▶ Set task:
Search the listing below for "Tests". Copy each matching line.
________________________________________
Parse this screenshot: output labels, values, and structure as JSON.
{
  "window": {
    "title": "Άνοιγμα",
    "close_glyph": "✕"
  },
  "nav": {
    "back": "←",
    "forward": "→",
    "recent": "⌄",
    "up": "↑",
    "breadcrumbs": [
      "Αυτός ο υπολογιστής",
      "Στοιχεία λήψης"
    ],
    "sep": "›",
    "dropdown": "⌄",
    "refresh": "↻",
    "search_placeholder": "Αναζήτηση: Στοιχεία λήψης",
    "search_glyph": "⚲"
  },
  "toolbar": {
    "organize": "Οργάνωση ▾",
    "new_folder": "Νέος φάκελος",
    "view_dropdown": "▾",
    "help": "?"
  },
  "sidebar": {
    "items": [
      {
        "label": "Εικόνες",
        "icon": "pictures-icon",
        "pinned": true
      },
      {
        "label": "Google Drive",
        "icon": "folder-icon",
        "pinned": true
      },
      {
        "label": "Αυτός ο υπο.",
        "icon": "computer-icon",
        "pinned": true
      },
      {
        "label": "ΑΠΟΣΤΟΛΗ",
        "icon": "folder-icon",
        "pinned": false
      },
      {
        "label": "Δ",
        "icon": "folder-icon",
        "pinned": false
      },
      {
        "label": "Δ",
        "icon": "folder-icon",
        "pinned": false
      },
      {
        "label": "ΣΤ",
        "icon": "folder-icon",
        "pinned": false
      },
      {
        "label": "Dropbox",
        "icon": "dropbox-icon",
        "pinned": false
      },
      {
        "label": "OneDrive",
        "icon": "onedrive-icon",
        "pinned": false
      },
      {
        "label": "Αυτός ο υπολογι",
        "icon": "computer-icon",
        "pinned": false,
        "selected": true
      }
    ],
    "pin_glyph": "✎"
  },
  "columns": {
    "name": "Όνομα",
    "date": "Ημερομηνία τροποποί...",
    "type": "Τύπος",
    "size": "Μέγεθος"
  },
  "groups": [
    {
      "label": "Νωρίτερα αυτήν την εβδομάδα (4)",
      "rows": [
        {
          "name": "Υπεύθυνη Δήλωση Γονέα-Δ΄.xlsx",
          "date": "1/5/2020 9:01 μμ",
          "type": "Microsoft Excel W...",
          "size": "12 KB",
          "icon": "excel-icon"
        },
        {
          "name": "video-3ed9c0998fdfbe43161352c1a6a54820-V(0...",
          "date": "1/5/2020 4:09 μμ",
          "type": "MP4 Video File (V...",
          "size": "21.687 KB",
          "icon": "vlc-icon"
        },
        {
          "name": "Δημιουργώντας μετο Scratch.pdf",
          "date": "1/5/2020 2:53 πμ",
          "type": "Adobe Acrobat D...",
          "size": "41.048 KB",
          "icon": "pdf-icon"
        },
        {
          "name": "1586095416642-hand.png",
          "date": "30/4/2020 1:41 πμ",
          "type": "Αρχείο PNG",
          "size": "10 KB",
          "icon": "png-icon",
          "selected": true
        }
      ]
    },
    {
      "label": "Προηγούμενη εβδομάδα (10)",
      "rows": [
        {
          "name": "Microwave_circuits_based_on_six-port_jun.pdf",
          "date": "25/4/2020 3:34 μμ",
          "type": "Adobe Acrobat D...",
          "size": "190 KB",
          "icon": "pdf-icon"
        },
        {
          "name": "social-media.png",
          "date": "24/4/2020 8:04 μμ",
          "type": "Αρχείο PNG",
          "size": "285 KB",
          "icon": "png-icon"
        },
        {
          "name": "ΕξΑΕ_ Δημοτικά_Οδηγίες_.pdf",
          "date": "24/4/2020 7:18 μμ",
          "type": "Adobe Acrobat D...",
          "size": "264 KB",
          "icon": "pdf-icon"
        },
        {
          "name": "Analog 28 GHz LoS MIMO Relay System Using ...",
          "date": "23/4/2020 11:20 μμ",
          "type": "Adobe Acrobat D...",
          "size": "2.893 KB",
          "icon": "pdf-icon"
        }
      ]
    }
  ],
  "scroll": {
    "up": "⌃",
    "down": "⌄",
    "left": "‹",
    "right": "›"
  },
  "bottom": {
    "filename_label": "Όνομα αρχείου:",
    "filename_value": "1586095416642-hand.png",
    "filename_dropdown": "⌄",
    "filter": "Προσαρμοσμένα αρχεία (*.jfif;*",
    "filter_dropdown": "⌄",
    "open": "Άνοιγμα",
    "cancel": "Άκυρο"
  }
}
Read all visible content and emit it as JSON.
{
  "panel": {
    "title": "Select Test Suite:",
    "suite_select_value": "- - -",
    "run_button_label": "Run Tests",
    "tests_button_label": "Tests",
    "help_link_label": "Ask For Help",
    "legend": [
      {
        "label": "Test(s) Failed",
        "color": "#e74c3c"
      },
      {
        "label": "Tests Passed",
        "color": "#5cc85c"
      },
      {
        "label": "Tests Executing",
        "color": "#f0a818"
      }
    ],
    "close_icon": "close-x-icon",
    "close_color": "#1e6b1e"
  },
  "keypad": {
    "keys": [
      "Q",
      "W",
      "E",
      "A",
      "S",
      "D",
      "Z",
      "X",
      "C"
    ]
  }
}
________________________________________
▶ The response:
    "run_button_label": "Run Tests",
    "tests_button_label": "Tests",
        "label": "Tests Passed",
        "label": "Tests Executing",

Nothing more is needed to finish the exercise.